BRANO:

Siamo il Paese del sole, della pasta e dei dipendenti pubblici fannulloni, inefficienti, incompetenti e strapagati, oltre che incredibilmente numerosi ed inutili. Così almeno nella ricostruzione generalmente condivisa dall'opinione pubblica e nella lettura che ciclicamente viene riproposta da una "certa" parte politica (che per la verità, nella sua lunga esperienza alla guida del Paese non è andata oltre qualche conferenza stampa interlocutoria, qualche provvedimento spot e qualche minaccioso proposito per il futuro). La realtà dei fatti è ovviamente alquanto diversa, come ha dovuto constatare proprio l'esecutivo guidato da Renzi quando ha messo mano al comparto della pubblica amministrazione, incontrando resistenze certo, ma soprattutto scontrandosi con la necessità di non smantellare un settore cruciale per l'organismo statale (con l'impossibilità di tagliare ulteriormente posizioni e rendite e via discorrendo).
Basterebbe del resto considerare i numeri diffusi dall'Ocse, che indicano come l'Italia si collochi al diciassettesimo posto in quanto a numero di dipendenti pubblici per ogni cento abitanti (ne abbiamo 14.3, mentre in testa figurano la Norvegia, la Danimarca e la Svezia, con 29.3, 28.1 e 26.2; in fondo alla classifica troviamo invece Grecia, Giappone e Corea, con circa 6 dipendenti pubblici ogni 100 abitanti). Anche per quel che concerne le retribuzioni l'Italia si colloca nella parte bassa della classifica: i cosiddetti senior professional, ad esempio, percepiscono uno stipendio medio in Italia di appena 69mila dollari annui contro gli 89 mila medi dell’area Ocse; gli insegnanti si fermano a quota 56mila (media è 50mila, ma con enormi discrepanze fra le nazioni). In generale, il grosso dei dipendenti pubblici italiani ha retribuzioni in linea con la media Ocse e inferiori a quella europea (altra cosa sono i cosiddetti "supermanager", che godono di retribuzioni monstre e che sono infatti oggetto dell'intervento dell'esecutivo, con il tetto approvato dal Cdm).

SFIDA 1: Secondo il brano, che cosa ha dovuto constatare l'esecutivo guidato da Renzi quando ha messo mano alla pubblica amministrazione, e perché? Rispondi in una o due frasi.

VOCI PER ESERCITARSI:
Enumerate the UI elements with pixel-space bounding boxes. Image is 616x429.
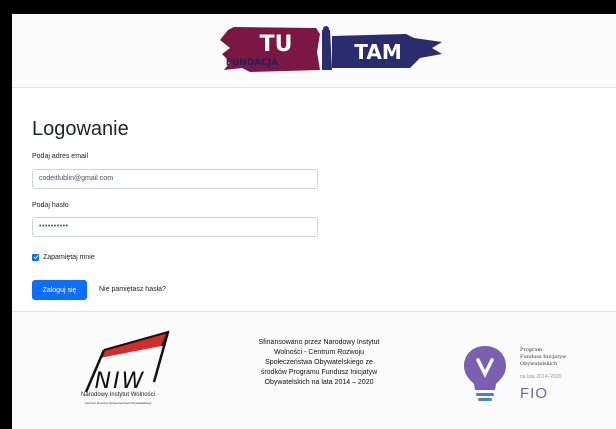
fio-years: na lata 2014–2020	[520, 374, 562, 380]
niw-subtitle: Centrum Rozwoju Społeczeństwa Obywatelsk…	[84, 401, 152, 405]
password-label: Podaj hasło	[32, 202, 69, 209]
funding-line: Wolności - Centrum Rozwoju	[273, 349, 365, 356]
login-page: TU FUNDACJA TAM Logowanie Podaj adres em…	[12, 14, 616, 429]
funding-line: środków Programu Fundusz Inicjatyw	[260, 369, 378, 376]
fio-lightbulb-icon[interactable]	[460, 342, 510, 404]
logo-fundacja-text: FUNDACJA	[226, 58, 278, 68]
fio-line: Program	[520, 347, 543, 353]
email-label: Podaj adres email	[32, 153, 89, 160]
fio-program-text: Program Fundusz Inicjatyw Obywatelskich	[520, 347, 566, 368]
remember-me-row[interactable]: Zapamiętaj mnie	[32, 252, 95, 262]
password-field[interactable]: ••••••••••	[32, 217, 318, 237]
niw-logo[interactable]: NIW	[60, 328, 180, 412]
footer: NIW Narodowy Instytut Wolności Centrum R…	[12, 311, 616, 429]
niw-logo-text: NIW	[95, 369, 146, 394]
logo-tu-text: TU	[260, 32, 293, 57]
funding-line: Obywatelskich na lata 2014 – 2020	[264, 379, 374, 386]
fio-line: Obywatelskich	[520, 361, 558, 367]
remember-me-label[interactable]: Zapamiętaj mnie	[43, 254, 95, 261]
fundacja-tu-i-tam-logo[interactable]: TU FUNDACJA TAM	[220, 24, 444, 76]
email-field[interactable]: codeitlublin@gmail.com	[32, 169, 318, 189]
funding-statement: Sfinansowano przez Narodowy Instytut Wol…	[228, 338, 410, 388]
funding-line: Sfinansowano przez Narodowy Instytut	[258, 339, 380, 346]
check-icon	[33, 255, 38, 260]
logo-tam-text: TAM	[354, 40, 401, 64]
niw-name: Narodowy Instytut Wolności	[81, 392, 155, 398]
fio-line: Fundusz Inicjatyw	[520, 354, 567, 360]
header: TU FUNDACJA TAM	[12, 14, 616, 88]
remember-me-checkbox[interactable]	[32, 253, 39, 261]
forgot-password-link[interactable]: Nie pamiętasz hasła?	[99, 286, 166, 293]
funding-line: Społeczeństwa Obywatelskiego ze	[265, 359, 373, 366]
page-title: Logowanie	[32, 118, 129, 140]
fio-name: FIO	[520, 385, 548, 402]
login-button[interactable]: Zaloguj się	[32, 280, 87, 300]
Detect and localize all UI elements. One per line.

SFIDA 2: Nelle voci, riscrivi le righe dalla riga con "fio-years: na lata" fino alla riga con "369, 146, 394]" compresa, mettendo "funding-row" al posto di "funding-line" e lasciando invariato tutto il resto.

RISPOSTA 1: Ha dovuto constatare che la realtà dei fatti è alquanto diversa dall'immagine diffusa dei dipendenti pubblici. Oltre a incontrare resistenze, si è scontrato soprattutto con la necessità di non smantellare un settore cruciale per l'organismo statale, non potendo tagliare ulteriormente posizioni e rendite.

RISPOSTA 2:
fio-years: na lata 2014–2020	[520, 374, 562, 380]
niw-subtitle: Centrum Rozwoju Społeczeństwa Obywatelsk…	[84, 401, 152, 405]
password-label: Podaj hasło	[32, 202, 69, 209]
funding-row: Wolności - Centrum Rozwoju	[273, 349, 365, 356]
login-page: TU FUNDACJA TAM Logowanie Podaj adres em…	[12, 14, 616, 429]
funding-row: środków Programu Fundusz Inicjatyw	[260, 369, 378, 376]
fio-lightbulb-icon[interactable]	[460, 342, 510, 404]
logo-fundacja-text: FUNDACJA	[226, 58, 278, 68]
fio-line: Program	[520, 347, 543, 353]
email-label: Podaj adres email	[32, 153, 89, 160]
fio-program-text: Program Fundusz Inicjatyw Obywatelskich	[520, 347, 566, 368]
remember-me-row[interactable]: Zapamiętaj mnie	[32, 252, 95, 262]
password-field[interactable]: ••••••••••	[32, 217, 318, 237]
niw-logo[interactable]: NIW	[60, 328, 180, 412]
footer: NIW Narodowy Instytut Wolności Centrum R…	[12, 311, 616, 429]
niw-logo-text: NIW	[95, 369, 146, 394]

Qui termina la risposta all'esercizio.